_Data in this exercise:_
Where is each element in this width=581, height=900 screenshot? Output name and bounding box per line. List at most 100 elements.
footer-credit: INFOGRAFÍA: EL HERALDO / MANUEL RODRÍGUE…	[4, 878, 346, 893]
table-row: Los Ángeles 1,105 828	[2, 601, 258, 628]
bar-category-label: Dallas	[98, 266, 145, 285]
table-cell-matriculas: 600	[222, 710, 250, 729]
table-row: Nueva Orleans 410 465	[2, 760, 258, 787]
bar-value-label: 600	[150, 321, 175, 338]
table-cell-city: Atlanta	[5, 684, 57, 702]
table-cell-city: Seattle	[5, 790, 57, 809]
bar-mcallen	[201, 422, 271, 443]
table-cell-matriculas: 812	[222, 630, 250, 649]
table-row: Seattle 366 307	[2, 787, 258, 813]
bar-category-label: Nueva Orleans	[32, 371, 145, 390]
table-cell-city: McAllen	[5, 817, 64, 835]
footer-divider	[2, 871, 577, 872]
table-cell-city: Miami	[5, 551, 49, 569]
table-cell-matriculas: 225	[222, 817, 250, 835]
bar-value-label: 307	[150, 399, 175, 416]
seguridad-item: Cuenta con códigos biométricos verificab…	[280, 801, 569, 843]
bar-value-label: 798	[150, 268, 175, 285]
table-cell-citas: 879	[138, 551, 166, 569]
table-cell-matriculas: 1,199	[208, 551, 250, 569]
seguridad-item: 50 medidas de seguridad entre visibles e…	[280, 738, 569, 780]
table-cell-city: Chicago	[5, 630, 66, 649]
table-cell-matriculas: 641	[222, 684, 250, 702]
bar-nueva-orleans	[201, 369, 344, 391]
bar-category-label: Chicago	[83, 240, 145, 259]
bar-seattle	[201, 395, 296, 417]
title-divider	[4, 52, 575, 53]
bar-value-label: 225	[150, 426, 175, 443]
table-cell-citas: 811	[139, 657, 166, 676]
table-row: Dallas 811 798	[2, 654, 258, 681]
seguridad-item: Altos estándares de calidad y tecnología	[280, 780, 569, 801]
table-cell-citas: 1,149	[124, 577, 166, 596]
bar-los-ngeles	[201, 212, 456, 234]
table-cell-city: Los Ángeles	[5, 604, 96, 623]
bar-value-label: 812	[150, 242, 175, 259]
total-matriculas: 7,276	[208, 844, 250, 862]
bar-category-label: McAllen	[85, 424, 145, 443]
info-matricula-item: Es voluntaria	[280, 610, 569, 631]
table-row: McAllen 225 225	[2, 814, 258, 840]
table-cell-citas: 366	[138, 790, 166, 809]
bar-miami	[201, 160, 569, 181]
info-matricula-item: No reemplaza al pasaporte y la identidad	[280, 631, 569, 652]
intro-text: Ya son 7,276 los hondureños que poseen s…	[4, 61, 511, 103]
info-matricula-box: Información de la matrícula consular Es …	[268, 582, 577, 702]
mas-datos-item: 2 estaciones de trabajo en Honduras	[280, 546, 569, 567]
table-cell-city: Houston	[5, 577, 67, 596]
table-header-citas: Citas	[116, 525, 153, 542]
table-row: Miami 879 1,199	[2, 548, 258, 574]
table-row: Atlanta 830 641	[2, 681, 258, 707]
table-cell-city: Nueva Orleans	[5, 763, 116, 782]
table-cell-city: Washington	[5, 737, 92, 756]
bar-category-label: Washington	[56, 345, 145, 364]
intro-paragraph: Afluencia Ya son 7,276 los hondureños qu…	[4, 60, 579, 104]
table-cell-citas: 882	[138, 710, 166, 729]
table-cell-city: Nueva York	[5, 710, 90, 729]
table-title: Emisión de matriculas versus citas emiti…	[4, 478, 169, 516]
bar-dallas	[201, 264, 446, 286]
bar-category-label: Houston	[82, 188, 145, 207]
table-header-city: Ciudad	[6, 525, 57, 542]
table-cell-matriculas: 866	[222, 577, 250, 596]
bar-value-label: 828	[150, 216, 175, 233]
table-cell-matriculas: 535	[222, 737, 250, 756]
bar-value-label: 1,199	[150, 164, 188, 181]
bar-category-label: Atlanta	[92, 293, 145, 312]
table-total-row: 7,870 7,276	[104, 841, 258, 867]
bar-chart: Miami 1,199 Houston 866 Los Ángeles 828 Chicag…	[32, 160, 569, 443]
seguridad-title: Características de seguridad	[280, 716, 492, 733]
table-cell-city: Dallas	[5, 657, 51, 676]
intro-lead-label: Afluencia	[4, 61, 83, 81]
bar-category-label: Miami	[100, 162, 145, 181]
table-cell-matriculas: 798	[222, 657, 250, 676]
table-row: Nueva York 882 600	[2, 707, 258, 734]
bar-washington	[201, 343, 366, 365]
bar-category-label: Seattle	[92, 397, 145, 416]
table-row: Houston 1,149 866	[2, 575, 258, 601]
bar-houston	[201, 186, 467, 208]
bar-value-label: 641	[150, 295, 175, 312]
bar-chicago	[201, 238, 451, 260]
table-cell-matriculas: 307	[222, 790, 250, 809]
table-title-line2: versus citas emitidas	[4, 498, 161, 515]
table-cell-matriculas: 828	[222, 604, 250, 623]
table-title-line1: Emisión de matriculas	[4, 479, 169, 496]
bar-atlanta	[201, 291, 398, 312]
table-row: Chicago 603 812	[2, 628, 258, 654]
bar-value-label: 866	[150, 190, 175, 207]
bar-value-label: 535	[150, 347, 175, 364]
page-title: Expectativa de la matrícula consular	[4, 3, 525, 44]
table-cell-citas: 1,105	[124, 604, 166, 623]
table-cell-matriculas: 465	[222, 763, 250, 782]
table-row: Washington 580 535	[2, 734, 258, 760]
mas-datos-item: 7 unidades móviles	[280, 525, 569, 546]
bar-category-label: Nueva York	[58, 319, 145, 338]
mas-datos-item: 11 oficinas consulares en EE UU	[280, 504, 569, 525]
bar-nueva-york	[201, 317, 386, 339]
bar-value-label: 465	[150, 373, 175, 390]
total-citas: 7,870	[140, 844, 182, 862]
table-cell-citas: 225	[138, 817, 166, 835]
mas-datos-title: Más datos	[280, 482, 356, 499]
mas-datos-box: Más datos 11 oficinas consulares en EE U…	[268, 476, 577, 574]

_Task directions:_ Rewrite every row above with "table-row" replaced by "data-row" and everything else left unchanged.

_Written solution:_
Where is each element in this width=581, height=900 screenshot? Output name and bounding box per line. List at most 100 elements.
footer-credit: INFOGRAFÍA: EL HERALDO / MANUEL RODRÍGUE…	[4, 878, 346, 893]
data-row: Los Ángeles 1,105 828	[2, 601, 258, 628]
bar-category-label: Dallas	[98, 266, 145, 285]
table-cell-matriculas: 600	[222, 710, 250, 729]
data-row: Nueva Orleans 410 465	[2, 760, 258, 787]
bar-value-label: 600	[150, 321, 175, 338]
table-cell-city: Atlanta	[5, 684, 57, 702]
table-cell-city: Seattle	[5, 790, 57, 809]
bar-mcallen	[201, 422, 271, 443]
table-cell-matriculas: 812	[222, 630, 250, 649]
data-row: Seattle 366 307	[2, 787, 258, 813]
bar-category-label: Nueva Orleans	[32, 371, 145, 390]
table-cell-city: McAllen	[5, 817, 64, 835]
footer-divider	[2, 871, 577, 872]
table-cell-city: Miami	[5, 551, 49, 569]
table-cell-matriculas: 225	[222, 817, 250, 835]
bar-value-label: 307	[150, 399, 175, 416]
seguridad-item: Cuenta con códigos biométricos verificab…	[280, 801, 569, 843]
bar-value-label: 798	[150, 268, 175, 285]
table-cell-citas: 879	[138, 551, 166, 569]
table-cell-matriculas: 1,199	[208, 551, 250, 569]
seguridad-item: 50 medidas de seguridad entre visibles e…	[280, 738, 569, 780]
table-cell-city: Chicago	[5, 630, 66, 649]
table-cell-matriculas: 641	[222, 684, 250, 702]
bar-nueva-orleans	[201, 369, 344, 391]
bar-category-label: Chicago	[83, 240, 145, 259]
bar-seattle	[201, 395, 296, 417]
title-divider	[4, 52, 575, 53]
bar-value-label: 225	[150, 426, 175, 443]
table-cell-citas: 811	[139, 657, 166, 676]
data-row: Dallas 811 798	[2, 654, 258, 681]
seguridad-item: Altos estándares de calidad y tecnología	[280, 780, 569, 801]
table-cell-citas: 1,149	[124, 577, 166, 596]
bar-los-ngeles	[201, 212, 456, 234]
table-cell-city: Los Ángeles	[5, 604, 96, 623]
bar-value-label: 812	[150, 242, 175, 259]
total-matriculas: 7,276	[208, 844, 250, 862]
bar-category-label: McAllen	[85, 424, 145, 443]
info-matricula-item: Es voluntaria	[280, 610, 569, 631]
data-row: McAllen 225 225	[2, 814, 258, 840]
table-cell-citas: 366	[138, 790, 166, 809]
bar-miami	[201, 160, 569, 181]
info-matricula-item: No reemplaza al pasaporte y la identidad	[280, 631, 569, 652]
intro-text: Ya son 7,276 los hondureños que poseen s…	[4, 61, 511, 103]
info-matricula-box: Información de la matrícula consular Es …	[268, 582, 577, 702]
mas-datos-item: 2 estaciones de trabajo en Honduras	[280, 546, 569, 567]
table-cell-city: Houston	[5, 577, 67, 596]
table-header-citas: Citas	[116, 525, 153, 542]
data-row: Miami 879 1,199	[2, 548, 258, 574]
data-row: Atlanta 830 641	[2, 681, 258, 707]
table-cell-city: Nueva Orleans	[5, 763, 116, 782]
table-cell-city: Washington	[5, 737, 92, 756]
bar-category-label: Washington	[56, 345, 145, 364]
intro-paragraph: Afluencia Ya son 7,276 los hondureños qu…	[4, 60, 579, 104]
table-cell-citas: 882	[138, 710, 166, 729]
table-cell-city: Nueva York	[5, 710, 90, 729]
table-title: Emisión de matriculas versus citas emiti…	[4, 478, 169, 516]
bar-dallas	[201, 264, 446, 286]
bar-category-label: Houston	[82, 188, 145, 207]
table-header-city: Ciudad	[6, 525, 57, 542]
table-cell-matriculas: 866	[222, 577, 250, 596]
bar-value-label: 828	[150, 216, 175, 233]
table-cell-matriculas: 535	[222, 737, 250, 756]
bar-value-label: 1,199	[150, 164, 188, 181]
bar-category-label: Atlanta	[92, 293, 145, 312]
table-total-row: 7,870 7,276	[104, 841, 258, 867]
bar-chart: Miami 1,199 Houston 866 Los Ángeles 828 Chicag…	[32, 160, 569, 443]
seguridad-title: Características de seguridad	[280, 716, 492, 733]
table-cell-city: Dallas	[5, 657, 51, 676]
intro-lead-label: Afluencia	[4, 61, 83, 81]
bar-category-label: Miami	[100, 162, 145, 181]
table-cell-matriculas: 798	[222, 657, 250, 676]
data-row: Nueva York 882 600	[2, 707, 258, 734]
bar-washington	[201, 343, 366, 365]
bar-category-label: Seattle	[92, 397, 145, 416]
data-row: Houston 1,149 866	[2, 575, 258, 601]
bar-houston	[201, 186, 467, 208]
bar-value-label: 641	[150, 295, 175, 312]
bar-chicago	[201, 238, 451, 260]
table-cell-matriculas: 307	[222, 790, 250, 809]
table-title-line2: versus citas emitidas	[4, 498, 161, 515]
table-cell-matriculas: 828	[222, 604, 250, 623]
table-title-line1: Emisión de matriculas	[4, 479, 169, 496]
bar-atlanta	[201, 291, 398, 312]
data-row: Chicago 603 812	[2, 628, 258, 654]
bar-value-label: 866	[150, 190, 175, 207]
bar-value-label: 535	[150, 347, 175, 364]
page-title: Expectativa de la matrícula consular	[4, 3, 525, 44]
table-cell-citas: 1,105	[124, 604, 166, 623]
table-cell-matriculas: 465	[222, 763, 250, 782]
data-row: Washington 580 535	[2, 734, 258, 760]
mas-datos-item: 7 unidades móviles	[280, 525, 569, 546]
bar-category-label: Nueva York	[58, 319, 145, 338]
mas-datos-item: 11 oficinas consulares en EE UU	[280, 504, 569, 525]
bar-nueva-york	[201, 317, 386, 339]
bar-value-label: 465	[150, 373, 175, 390]
total-citas: 7,870	[140, 844, 182, 862]
table-cell-citas: 225	[138, 817, 166, 835]
mas-datos-title: Más datos	[280, 482, 356, 499]
mas-datos-box: Más datos 11 oficinas consulares en EE U…	[268, 476, 577, 574]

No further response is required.